| Passage |
*** Block opens ***

The metabolic function of 2,3-butanediol is not known, although some have speculated that it was an evolutionary advantage for these microorganisms to produce a neutral product that's less inhibitory than other partial oxidation products and doesn't reduce the pH as much as mixed acids.

There are many important industrial applications that butanediol can be used for, including antifreeze, food additives, antiseptics, and pharmaceuticals. It also is produced naturally in various places of the environment.

== Comparison with mixed acid fermentation ==
2,3-butanediol fermentation produces smaller amounts of acid than mixed acid fermentation, and butanediol, ethanol, CO_{2} and H_{2} are the end products. While equal amounts of CO_{2} and H_{2} are created during mixed acid fermentation, butanediol fermentation produces more than twice the amount of CO_{2} because the gases are not produced only by formate hydrogen lyase as they are in mixed acid fermentation.

*** Block closes ***

| Supplied data |
*** Block opens ***

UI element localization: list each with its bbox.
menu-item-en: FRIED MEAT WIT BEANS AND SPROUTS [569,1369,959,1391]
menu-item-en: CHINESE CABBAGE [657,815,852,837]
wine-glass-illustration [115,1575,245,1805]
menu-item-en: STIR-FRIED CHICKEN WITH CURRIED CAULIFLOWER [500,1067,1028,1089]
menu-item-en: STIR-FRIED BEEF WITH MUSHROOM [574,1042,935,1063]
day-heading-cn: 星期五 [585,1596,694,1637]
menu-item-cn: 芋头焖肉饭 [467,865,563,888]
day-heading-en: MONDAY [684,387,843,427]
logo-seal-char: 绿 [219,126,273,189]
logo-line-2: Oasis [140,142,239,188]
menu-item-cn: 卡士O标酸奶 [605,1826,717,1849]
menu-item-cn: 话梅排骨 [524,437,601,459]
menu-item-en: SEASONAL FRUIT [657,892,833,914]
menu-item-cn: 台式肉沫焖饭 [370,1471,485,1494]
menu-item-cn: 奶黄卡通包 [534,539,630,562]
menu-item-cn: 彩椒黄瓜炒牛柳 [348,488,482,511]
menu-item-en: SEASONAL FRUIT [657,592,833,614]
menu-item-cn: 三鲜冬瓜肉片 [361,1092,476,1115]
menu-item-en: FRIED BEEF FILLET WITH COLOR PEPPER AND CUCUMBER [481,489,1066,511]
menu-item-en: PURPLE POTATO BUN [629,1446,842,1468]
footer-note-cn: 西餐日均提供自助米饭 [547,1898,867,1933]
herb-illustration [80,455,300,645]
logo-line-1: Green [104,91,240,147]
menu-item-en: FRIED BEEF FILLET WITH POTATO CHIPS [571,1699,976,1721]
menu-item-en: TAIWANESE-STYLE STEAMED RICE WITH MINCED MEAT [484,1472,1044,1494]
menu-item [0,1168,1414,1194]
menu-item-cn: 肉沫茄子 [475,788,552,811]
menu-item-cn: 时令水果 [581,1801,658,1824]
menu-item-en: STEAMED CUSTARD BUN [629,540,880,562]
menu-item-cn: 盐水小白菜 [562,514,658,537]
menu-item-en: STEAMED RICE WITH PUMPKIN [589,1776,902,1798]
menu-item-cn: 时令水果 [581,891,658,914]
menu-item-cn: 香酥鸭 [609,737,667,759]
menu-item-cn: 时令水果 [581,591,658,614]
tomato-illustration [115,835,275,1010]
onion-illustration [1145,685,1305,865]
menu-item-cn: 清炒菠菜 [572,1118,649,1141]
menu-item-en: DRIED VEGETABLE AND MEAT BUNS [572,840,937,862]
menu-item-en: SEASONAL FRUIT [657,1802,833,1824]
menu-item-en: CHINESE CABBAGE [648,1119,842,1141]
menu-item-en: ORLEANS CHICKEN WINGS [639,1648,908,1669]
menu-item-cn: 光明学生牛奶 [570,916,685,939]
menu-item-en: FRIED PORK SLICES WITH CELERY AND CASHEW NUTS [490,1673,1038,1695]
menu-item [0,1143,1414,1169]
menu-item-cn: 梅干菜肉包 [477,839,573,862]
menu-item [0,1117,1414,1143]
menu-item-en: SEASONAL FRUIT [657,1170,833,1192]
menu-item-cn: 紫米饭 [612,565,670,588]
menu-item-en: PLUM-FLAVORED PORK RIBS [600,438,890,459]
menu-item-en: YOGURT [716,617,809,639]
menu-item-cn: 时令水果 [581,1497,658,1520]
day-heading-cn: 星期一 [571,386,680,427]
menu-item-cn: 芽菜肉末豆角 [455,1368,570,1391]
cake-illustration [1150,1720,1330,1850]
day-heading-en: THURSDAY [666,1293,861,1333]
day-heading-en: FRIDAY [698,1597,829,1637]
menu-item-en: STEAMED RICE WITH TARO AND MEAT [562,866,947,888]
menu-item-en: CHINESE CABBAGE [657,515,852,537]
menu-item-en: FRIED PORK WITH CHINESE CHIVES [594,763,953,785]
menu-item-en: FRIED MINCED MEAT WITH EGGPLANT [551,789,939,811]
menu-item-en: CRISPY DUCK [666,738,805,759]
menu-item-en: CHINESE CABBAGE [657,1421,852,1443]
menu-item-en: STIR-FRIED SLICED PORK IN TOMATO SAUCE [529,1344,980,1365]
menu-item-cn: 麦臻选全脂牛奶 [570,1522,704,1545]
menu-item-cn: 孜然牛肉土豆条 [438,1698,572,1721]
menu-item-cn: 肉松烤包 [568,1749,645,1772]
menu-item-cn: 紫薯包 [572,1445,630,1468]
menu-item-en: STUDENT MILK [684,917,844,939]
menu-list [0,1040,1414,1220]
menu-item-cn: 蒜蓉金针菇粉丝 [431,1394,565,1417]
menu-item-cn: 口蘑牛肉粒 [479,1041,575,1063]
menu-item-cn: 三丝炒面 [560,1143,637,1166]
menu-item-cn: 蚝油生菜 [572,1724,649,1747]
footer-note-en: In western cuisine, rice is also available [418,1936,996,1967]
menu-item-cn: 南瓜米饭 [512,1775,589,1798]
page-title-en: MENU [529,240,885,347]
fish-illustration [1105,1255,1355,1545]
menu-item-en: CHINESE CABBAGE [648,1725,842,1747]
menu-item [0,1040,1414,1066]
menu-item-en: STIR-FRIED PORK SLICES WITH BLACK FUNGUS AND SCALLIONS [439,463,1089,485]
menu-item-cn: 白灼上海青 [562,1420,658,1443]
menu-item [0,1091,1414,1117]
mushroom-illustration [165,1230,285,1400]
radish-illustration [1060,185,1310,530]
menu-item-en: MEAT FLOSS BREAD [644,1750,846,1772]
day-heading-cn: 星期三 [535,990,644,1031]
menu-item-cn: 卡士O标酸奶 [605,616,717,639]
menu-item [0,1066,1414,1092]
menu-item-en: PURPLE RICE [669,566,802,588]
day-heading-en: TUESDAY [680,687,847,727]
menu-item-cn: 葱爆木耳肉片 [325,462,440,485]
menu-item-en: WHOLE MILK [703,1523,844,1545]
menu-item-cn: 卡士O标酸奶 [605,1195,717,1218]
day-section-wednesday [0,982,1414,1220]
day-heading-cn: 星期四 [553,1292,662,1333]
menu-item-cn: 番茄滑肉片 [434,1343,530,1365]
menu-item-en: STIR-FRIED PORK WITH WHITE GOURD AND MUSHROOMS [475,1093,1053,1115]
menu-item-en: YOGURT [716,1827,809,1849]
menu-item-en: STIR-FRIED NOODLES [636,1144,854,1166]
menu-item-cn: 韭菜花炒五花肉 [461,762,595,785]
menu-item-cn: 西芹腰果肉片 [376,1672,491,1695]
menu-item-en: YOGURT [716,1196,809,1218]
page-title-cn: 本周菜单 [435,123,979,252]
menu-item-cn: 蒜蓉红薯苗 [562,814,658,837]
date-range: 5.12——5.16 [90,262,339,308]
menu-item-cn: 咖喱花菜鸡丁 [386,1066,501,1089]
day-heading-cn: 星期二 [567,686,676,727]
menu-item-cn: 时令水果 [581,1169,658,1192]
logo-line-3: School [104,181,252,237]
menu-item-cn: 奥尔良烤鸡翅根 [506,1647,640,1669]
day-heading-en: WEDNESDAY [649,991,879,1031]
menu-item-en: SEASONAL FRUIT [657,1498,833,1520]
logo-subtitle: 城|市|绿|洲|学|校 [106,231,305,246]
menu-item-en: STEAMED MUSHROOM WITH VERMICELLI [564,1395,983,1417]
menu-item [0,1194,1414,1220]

*** Block closes ***

| Problems and tasks |
(1) In the butanediol fermentation text, give the part starting with "There are many" and going on through "of the environment." again, swapping "antiseptics" for "disinfectants".
(2) Summarize the butanediol fermentation text in two sentences.

| List of solutions |
(1)
There are many important industrial applications that butanediol can be used for, including antifreeze, food additives, disinfectants, and pharmaceuticals. It also is produced naturally in various places of the environment.

(2) The metabolic function of 2,3-butanediol is unknown, though it may have helped microorganisms by being a neutral product that is less inhibitory than other partial oxidation products, and it has industrial uses including antifreeze, food additives, antiseptics, and pharmaceuticals. Compared with mixed acid fermentation, butanediol fermentation produces less acid and ends in butanediol, ethanol, CO_{2}, and H_{2}, and it yields more than twice the CO_{2}, whereas mixed acid fermentation gives equal amounts of CO_{2} and H_{2}.